Which lines of the records contain "Quartile"? Collect every one of them.
*** DATA PROVIDED ***
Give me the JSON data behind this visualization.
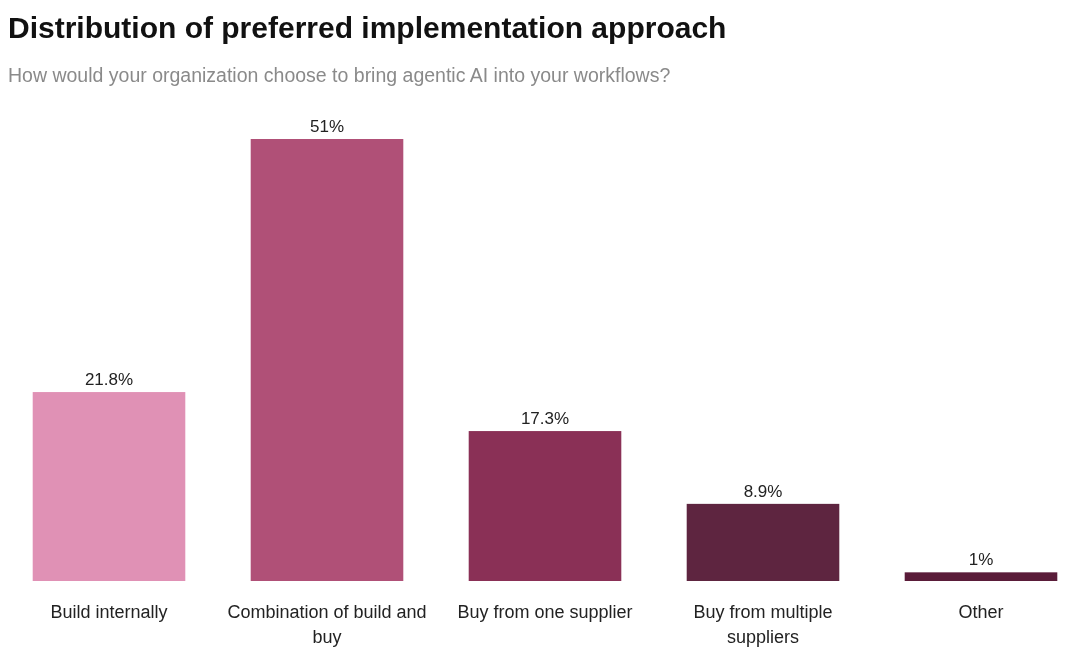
{
  "chart_data": {
    "type": "bar",
    "title": "Distribution of preferred implementation approach",
    "subtitle": "How would your organization choose to bring agentic AI into your workflows?",
    "categories": [
      "Build internally",
      "Combination of build and buy",
      "Buy from one supplier",
      "Buy from multiple suppliers",
      "Other"
    ],
    "values": [
      21.8,
      51,
      17.3,
      8.9,
      1
    ],
    "colors": [
      "#e091b5",
      "#b05077",
      "#8a3056",
      "#5e2540",
      "#5a1c39"
    ],
    "value_labels": [
      "21.8%",
      "51%",
      "17.3%",
      "8.9%",
      "1%"
    ]
  }
}
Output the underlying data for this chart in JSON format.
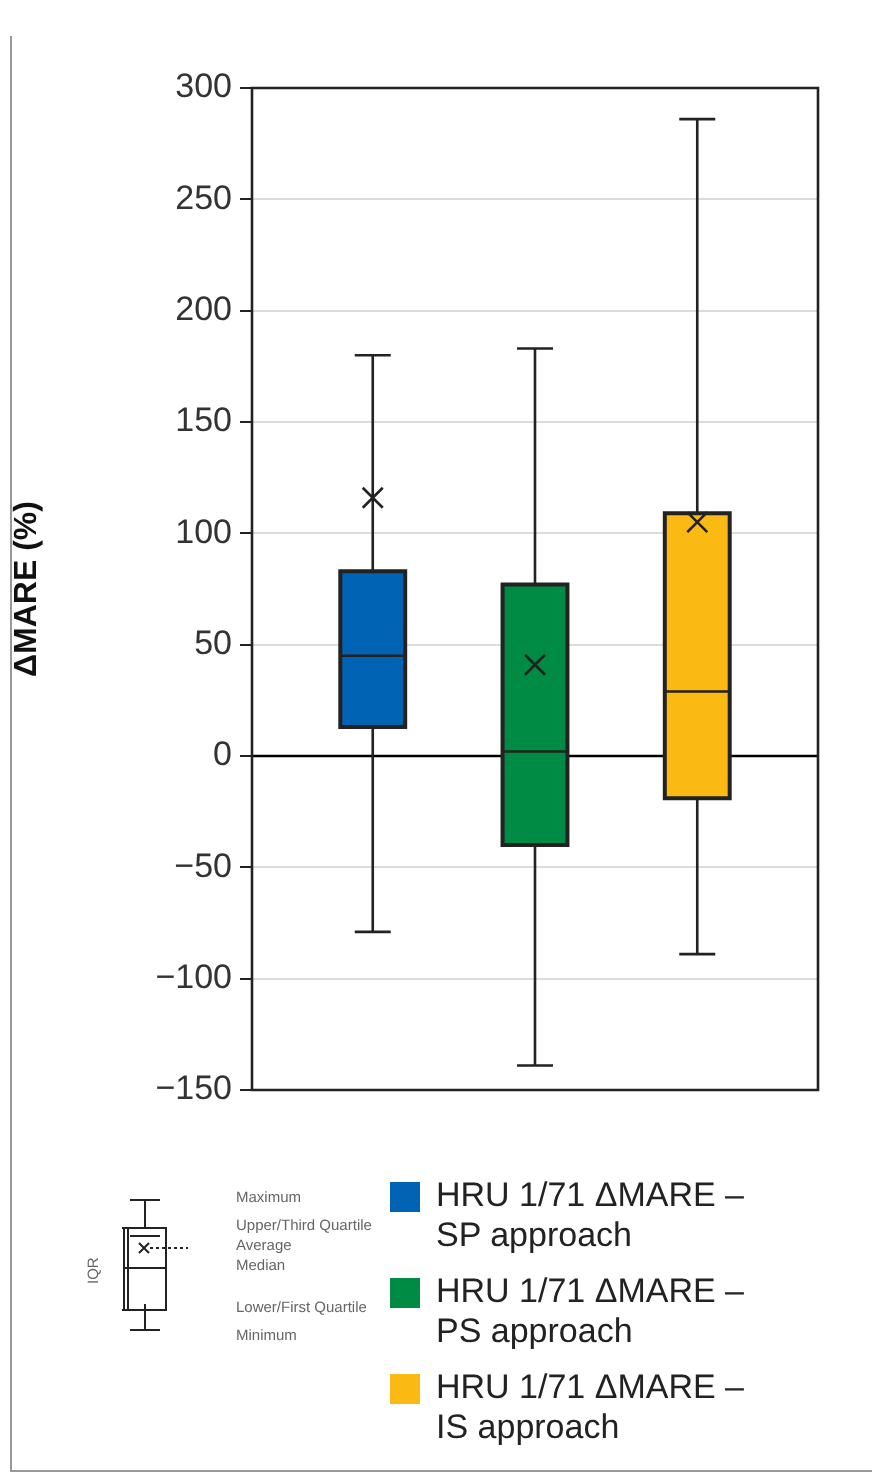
{
  "chart_data": {
    "type": "box",
    "ylabel": "ΔMARE (%)",
    "categories": [
      null
    ],
    "ylim": [
      -150,
      300
    ],
    "yticks": [
      {
        "value": -150,
        "label": "−150"
      },
      {
        "value": -100,
        "label": "−100"
      },
      {
        "value": -50,
        "label": "−50"
      },
      0,
      50,
      100,
      150,
      200,
      250,
      300
    ],
    "grid": "y",
    "legend": "bottom",
    "ref_lines": [
      {
        "axis": "y",
        "value": 0,
        "color": "#000000"
      }
    ],
    "series": [
      {
        "name": "HRU 1/71 ΔMARE – SP approach",
        "color": "#0063b4",
        "boxes": [
          {
            "low": -79,
            "q1": 13,
            "median": 45,
            "q3": 83,
            "high": 180,
            "mean": 116
          }
        ]
      },
      {
        "name": "HRU 1/71 ΔMARE – PS approach",
        "color": "#008b45",
        "boxes": [
          {
            "low": -139,
            "q1": -40,
            "median": 2,
            "q3": 77,
            "high": 183,
            "mean": 41
          }
        ]
      },
      {
        "name": "HRU 1/71 ΔMARE – IS approach",
        "color": "#fbb913",
        "boxes": [
          {
            "low": -89,
            "q1": -19,
            "median": 29,
            "q3": 109,
            "high": 286,
            "mean": 105
          }
        ]
      }
    ],
    "annotations": [
      "Maximum",
      "Upper/Third Quartile",
      "Average",
      "Median",
      "Lower/First Quartile",
      "Minimum",
      "IQR"
    ]
  }
}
***
● SOLUTION
      "Upper/Third Quartile",
      "Lower/First Quartile",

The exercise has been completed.